* WORK INSTRUCTIONS *
Format every entry below as a two-column CSV with the headers text and answer, one row per entry. Put each field in double quotes and turn any line breaks inside a field into spaces.

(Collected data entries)
================================
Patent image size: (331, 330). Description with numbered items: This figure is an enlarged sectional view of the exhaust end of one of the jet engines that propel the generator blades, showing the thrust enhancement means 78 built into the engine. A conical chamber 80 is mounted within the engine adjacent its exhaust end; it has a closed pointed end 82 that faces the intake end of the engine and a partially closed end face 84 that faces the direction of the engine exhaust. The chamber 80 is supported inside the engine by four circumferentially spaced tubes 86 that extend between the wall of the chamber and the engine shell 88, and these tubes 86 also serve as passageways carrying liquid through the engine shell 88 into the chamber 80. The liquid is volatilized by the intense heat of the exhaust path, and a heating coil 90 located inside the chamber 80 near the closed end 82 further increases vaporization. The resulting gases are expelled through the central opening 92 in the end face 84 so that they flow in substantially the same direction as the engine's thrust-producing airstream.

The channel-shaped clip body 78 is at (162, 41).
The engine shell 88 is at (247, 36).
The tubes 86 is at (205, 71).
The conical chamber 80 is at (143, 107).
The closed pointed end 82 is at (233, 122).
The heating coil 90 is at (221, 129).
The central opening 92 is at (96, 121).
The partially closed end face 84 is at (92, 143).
================================
* SOLUTION FOR THIS EXERCISE *
text,answer
"Patent image size: (331, 330). Description with numbered items: This figure is an enlarged sectional view of the exhaust end of one of the jet engines that propel the generator blades, showing the thrust enhancement means 78 built into the engine. A conical chamber 80 is mounted within the engine adjacent its exhaust end; it has a closed pointed end 82 that faces the intake end of the engine and a partially closed end face 84 that faces the direction of the engine exhaust. The chamber 80 is supported inside the engine by four circumferentially spaced tubes 86 that extend between the wall of the chamber and the engine shell 88, and these tubes 86 also serve as passageways carrying liquid through the engine shell 88 into the chamber 80. The liquid is volatilized by the intense heat of the exhaust path, and a heating coil 90 located inside the chamber 80 near the closed end 82 further increases vaporization. The resulting gases are expelled through the central opening 92 in the end face 84 so that they flow in substantially the same direction as the engine's thrust-producing airstream.","The channel-shaped clip body 78 is at (162, 41). The engine shell 88 is at (247, 36). The tubes 86 is at (205, 71). The conical chamber 80 is at (143, 107). The closed pointed end 82 is at (233, 122). The heating coil 90 is at (221, 129). The central opening 92 is at (96, 121). The partially closed end face 84 is at (92, 143)."